--- Start DATA LINES ---

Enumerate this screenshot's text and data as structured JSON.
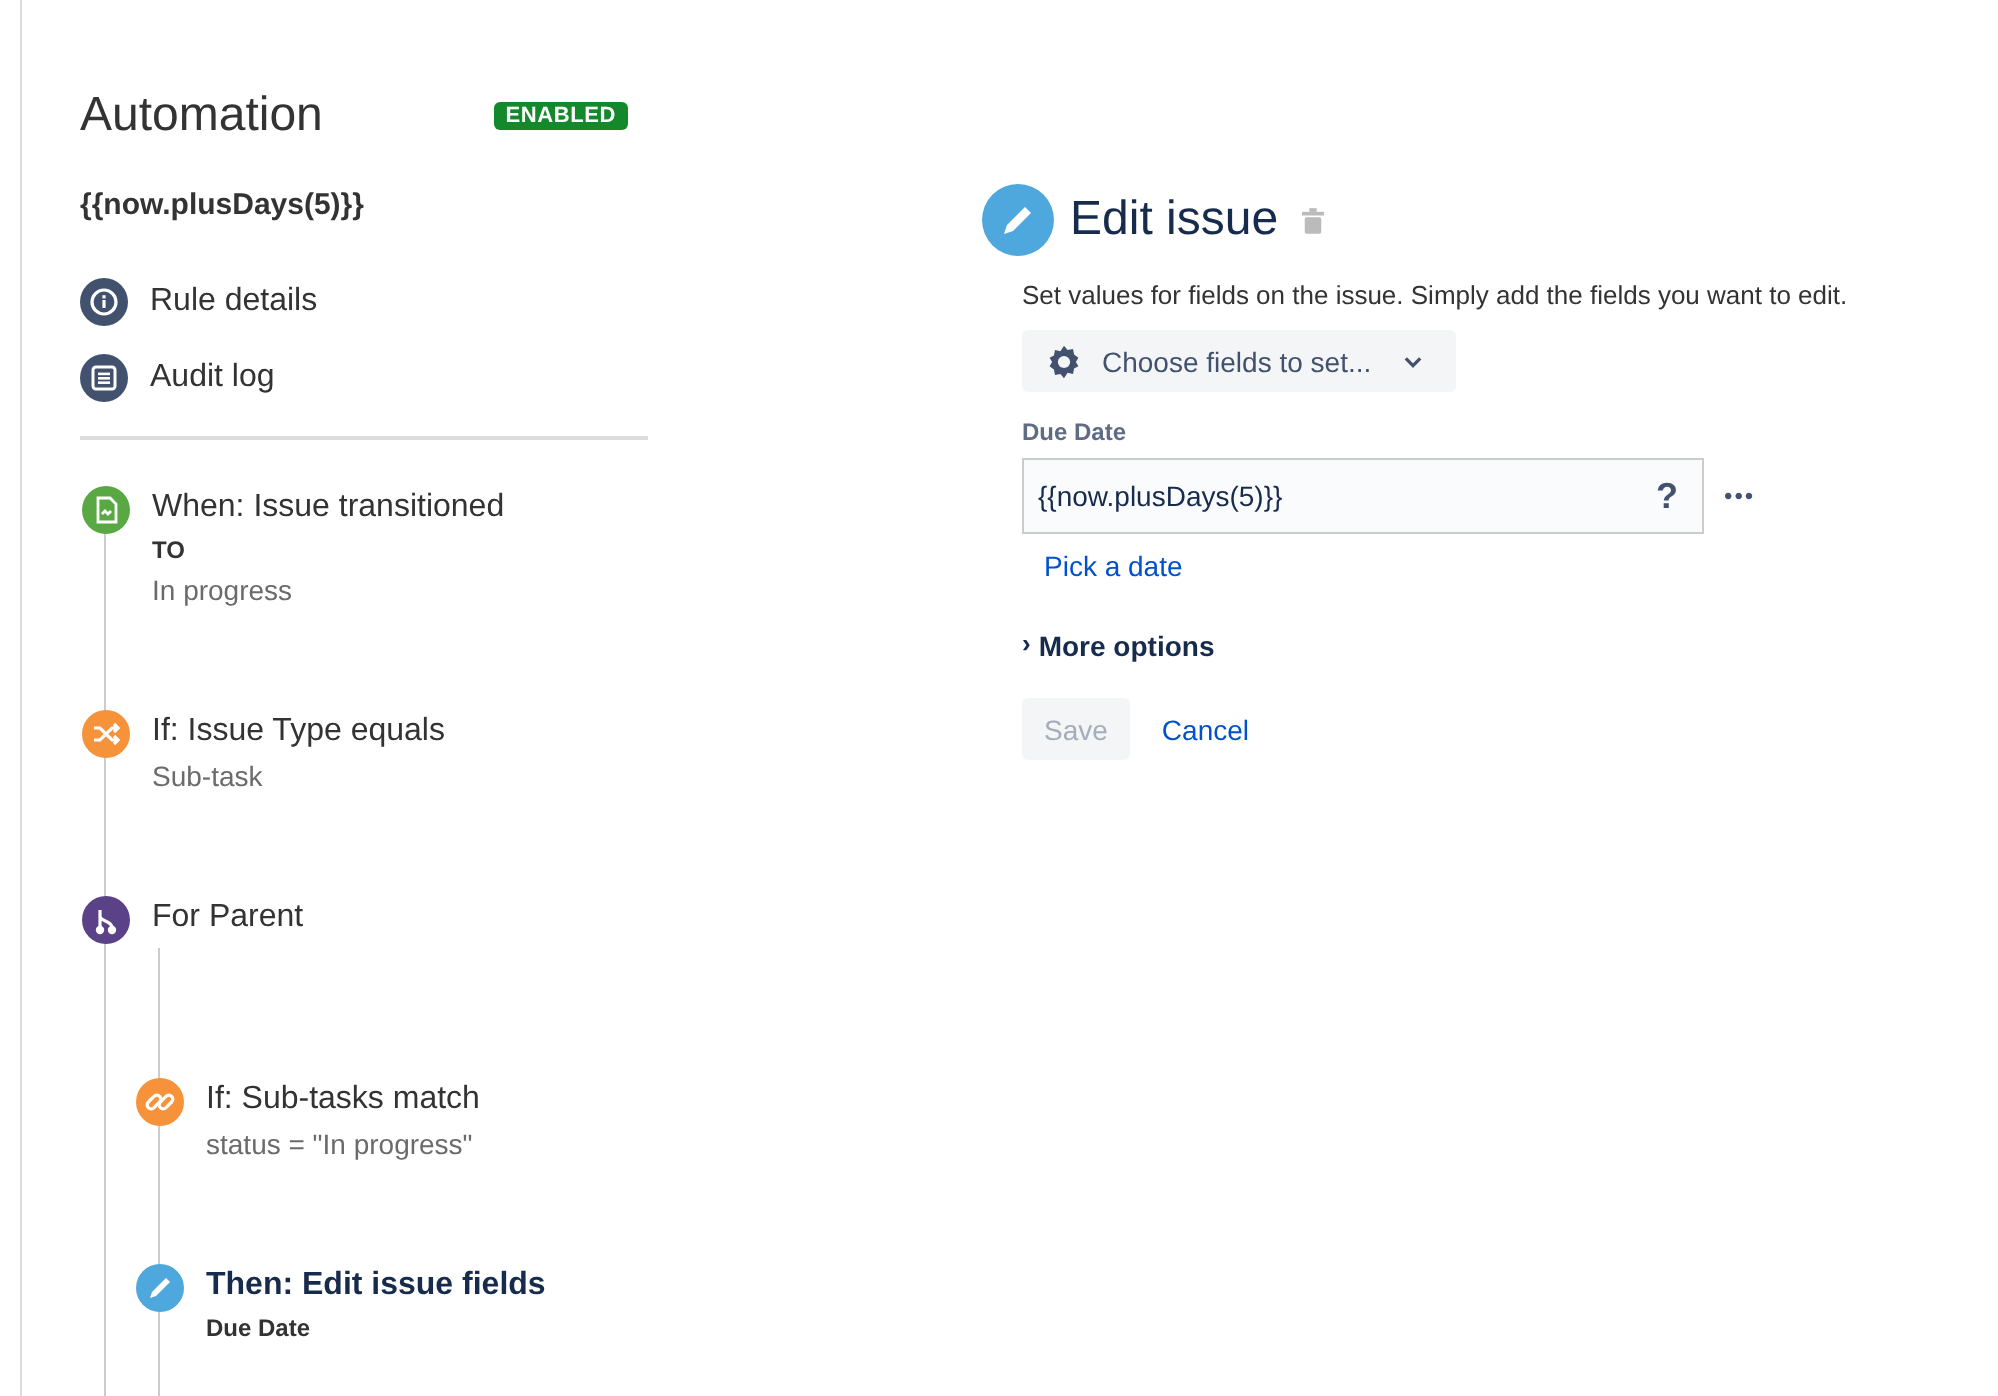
{
  "sidebar": {
    "title": "Automation",
    "status_badge": "ENABLED",
    "rule_name": "{{now.plusDays(5)}}",
    "links": [
      {
        "label": "Rule details",
        "kind": "info"
      },
      {
        "label": "Audit log",
        "kind": "log"
      }
    ],
    "steps": [
      {
        "kind": "trigger",
        "title": "When: Issue transitioned",
        "selected": false,
        "details": [
          {
            "text": "TO",
            "kind": "label"
          },
          {
            "text": "In progress",
            "kind": "value"
          }
        ]
      },
      {
        "kind": "condition",
        "title": "If: Issue Type equals",
        "selected": false,
        "details": [
          {
            "text": "Sub-task",
            "kind": "value"
          }
        ]
      },
      {
        "kind": "branch",
        "title": "For Parent",
        "selected": false,
        "children": [
          {
            "kind": "condition-link",
            "title": "If: Sub-tasks match",
            "selected": false,
            "details": [
              {
                "text": "status = \"In progress\"",
                "kind": "value"
              }
            ]
          },
          {
            "kind": "action",
            "title": "Then: Edit issue fields",
            "selected": true,
            "details": [
              {
                "text": "Due Date",
                "kind": "label"
              }
            ]
          }
        ]
      }
    ]
  },
  "editor": {
    "title": "Edit issue",
    "description": "Set values for fields on the issue. Simply add the fields you want to edit.",
    "choose_fields": "Choose fields to set...",
    "field": {
      "label": "Due Date",
      "value": "{{now.plusDays(5)}}",
      "help": "?",
      "more": "•••"
    },
    "pick_date": "Pick a date",
    "more_options": {
      "label": "More options",
      "chevron": "›",
      "expanded": false
    },
    "save": {
      "label": "Save",
      "disabled": true
    },
    "cancel": "Cancel"
  }
}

--- End DATA LINES ---

#### EXERCISE GOAL:
Look through the entries above. Extract each line with the word "kind".

#### OUTPUT BELOW:
        "kind": "info"
        "kind": "log"
        "kind": "trigger",
            "kind": "label"
            "kind": "value"
        "kind": "condition",
            "kind": "value"
        "kind": "branch",
            "kind": "condition-link",
                "kind": "value"
            "kind": "action",
                "kind": "label"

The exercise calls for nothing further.